Problem description - Using the data beneath, show every line that includes the word "fosse".
━━━━━━━━
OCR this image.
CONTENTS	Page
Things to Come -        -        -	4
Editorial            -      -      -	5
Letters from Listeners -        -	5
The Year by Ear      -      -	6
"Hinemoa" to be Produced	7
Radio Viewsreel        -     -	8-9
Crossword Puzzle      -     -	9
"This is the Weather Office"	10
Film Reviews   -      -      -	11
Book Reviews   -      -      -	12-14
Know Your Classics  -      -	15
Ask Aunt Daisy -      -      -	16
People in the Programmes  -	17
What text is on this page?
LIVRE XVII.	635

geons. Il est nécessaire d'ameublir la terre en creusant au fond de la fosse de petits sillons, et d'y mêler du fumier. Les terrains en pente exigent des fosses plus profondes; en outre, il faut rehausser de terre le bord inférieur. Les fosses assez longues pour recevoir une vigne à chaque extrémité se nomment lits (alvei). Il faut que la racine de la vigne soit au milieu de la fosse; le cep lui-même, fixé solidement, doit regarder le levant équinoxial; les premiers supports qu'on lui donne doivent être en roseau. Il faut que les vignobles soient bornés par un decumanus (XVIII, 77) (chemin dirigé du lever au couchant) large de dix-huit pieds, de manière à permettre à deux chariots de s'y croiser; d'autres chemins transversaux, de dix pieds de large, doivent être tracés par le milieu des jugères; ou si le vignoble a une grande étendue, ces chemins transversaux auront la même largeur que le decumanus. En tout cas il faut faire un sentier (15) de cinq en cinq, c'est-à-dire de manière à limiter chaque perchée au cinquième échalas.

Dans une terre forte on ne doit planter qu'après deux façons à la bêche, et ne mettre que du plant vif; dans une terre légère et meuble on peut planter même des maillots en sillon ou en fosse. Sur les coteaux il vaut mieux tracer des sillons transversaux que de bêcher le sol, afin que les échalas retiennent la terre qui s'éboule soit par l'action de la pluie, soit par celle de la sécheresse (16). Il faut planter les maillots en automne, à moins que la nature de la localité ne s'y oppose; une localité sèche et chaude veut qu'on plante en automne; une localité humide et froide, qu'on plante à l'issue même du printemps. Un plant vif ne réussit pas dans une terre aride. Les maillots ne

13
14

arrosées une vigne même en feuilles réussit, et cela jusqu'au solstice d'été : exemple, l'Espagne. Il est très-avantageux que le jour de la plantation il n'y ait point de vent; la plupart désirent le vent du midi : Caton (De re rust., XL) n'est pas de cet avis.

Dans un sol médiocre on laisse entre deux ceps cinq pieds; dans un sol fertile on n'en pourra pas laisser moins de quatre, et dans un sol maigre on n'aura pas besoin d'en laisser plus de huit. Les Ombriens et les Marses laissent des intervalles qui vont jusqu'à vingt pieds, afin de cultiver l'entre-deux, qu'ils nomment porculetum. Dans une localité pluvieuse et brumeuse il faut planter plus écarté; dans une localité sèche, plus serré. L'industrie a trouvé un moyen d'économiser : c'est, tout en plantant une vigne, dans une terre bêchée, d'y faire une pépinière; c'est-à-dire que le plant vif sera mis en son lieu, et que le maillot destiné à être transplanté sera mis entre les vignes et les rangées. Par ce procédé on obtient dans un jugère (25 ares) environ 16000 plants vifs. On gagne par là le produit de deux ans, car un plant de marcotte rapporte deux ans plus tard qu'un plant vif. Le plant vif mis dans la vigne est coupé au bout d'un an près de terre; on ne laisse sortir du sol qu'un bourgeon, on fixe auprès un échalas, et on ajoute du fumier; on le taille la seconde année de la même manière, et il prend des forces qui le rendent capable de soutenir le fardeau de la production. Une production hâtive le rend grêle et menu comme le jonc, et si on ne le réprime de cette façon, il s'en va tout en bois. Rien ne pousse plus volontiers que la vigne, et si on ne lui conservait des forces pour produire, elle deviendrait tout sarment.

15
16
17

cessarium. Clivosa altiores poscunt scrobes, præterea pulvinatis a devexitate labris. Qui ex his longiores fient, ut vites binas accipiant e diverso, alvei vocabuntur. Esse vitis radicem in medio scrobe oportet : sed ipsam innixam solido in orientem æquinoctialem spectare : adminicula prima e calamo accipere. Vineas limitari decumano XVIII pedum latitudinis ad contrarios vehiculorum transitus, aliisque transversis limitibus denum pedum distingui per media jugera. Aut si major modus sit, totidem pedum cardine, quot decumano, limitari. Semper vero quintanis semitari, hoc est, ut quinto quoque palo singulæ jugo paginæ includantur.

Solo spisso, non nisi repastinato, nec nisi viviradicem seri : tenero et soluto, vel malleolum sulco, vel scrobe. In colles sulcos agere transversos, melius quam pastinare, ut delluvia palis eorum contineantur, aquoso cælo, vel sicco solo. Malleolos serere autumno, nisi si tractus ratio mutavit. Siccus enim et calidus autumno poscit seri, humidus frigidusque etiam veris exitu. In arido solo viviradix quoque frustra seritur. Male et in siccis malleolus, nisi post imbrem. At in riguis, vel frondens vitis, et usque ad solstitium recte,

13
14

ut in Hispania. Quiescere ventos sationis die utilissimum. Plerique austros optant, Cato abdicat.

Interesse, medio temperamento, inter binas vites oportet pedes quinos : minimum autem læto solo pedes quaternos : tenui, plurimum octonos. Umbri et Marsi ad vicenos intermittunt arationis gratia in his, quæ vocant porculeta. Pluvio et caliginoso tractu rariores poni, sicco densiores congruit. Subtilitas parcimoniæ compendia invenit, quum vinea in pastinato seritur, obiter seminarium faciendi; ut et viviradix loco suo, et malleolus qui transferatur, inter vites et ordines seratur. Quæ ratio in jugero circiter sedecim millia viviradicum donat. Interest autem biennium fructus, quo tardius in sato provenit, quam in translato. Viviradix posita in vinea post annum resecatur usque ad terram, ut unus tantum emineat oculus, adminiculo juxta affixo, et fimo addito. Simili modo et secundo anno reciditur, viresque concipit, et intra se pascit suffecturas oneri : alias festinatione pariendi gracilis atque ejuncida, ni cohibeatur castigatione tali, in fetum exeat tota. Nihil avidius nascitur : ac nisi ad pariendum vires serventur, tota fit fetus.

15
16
━━━━━━━━
Solution to the exercise -
geons. Il est nécessaire d'ameublir la terre en creusant au fond de la fosse de petits sillons, et d'y mêler du fumier. Les terrains en pente exigent des fosses plus profondes; en outre, il faut rehausser de terre le bord inférieur. Les fosses assez longues pour recevoir une vigne à chaque extrémité se nomment lits (alvei). Il faut que la racine de la vigne soit au milieu de la fosse; le cep lui-même, fixé solidement, doit regarder le levant équinoxial; les premiers supports qu'on lui donne doivent être en roseau. Il faut que les vignobles soient bornés par un decumanus (XVIII, 77) (chemin dirigé du lever au couchant) large de dix-huit pieds, de manière à permettre à deux chariots de s'y croiser; d'autres chemins transversaux, de dix pieds de large, doivent être tracés par le milieu des jugères; ou si le vignoble a une grande étendue, ces chemins transversaux auront la même largeur que le decumanus. En tout cas il faut faire un sentier (15) de cinq en cinq, c'est-à-dire de manière à limiter chaque perchée au cinquième échalas.
Dans une terre forte on ne doit planter qu'après deux façons à la bêche, et ne mettre que du plant vif; dans une terre légère et meuble on peut planter même des maillots en sillon ou en fosse. Sur les coteaux il vaut mieux tracer des sillons transversaux que de bêcher le sol, afin que les échalas retiennent la terre qui s'éboule soit par l'action de la pluie, soit par celle de la sécheresse (16). Il faut planter les maillots en automne, à moins que la nature de la localité ne s'y oppose; une localité sèche et chaude veut qu'on plante en automne; une localité humide et froide, qu'on plante à l'issue même du printemps. Un plant vif ne réussit pas dans une terre aride. Les maillots ne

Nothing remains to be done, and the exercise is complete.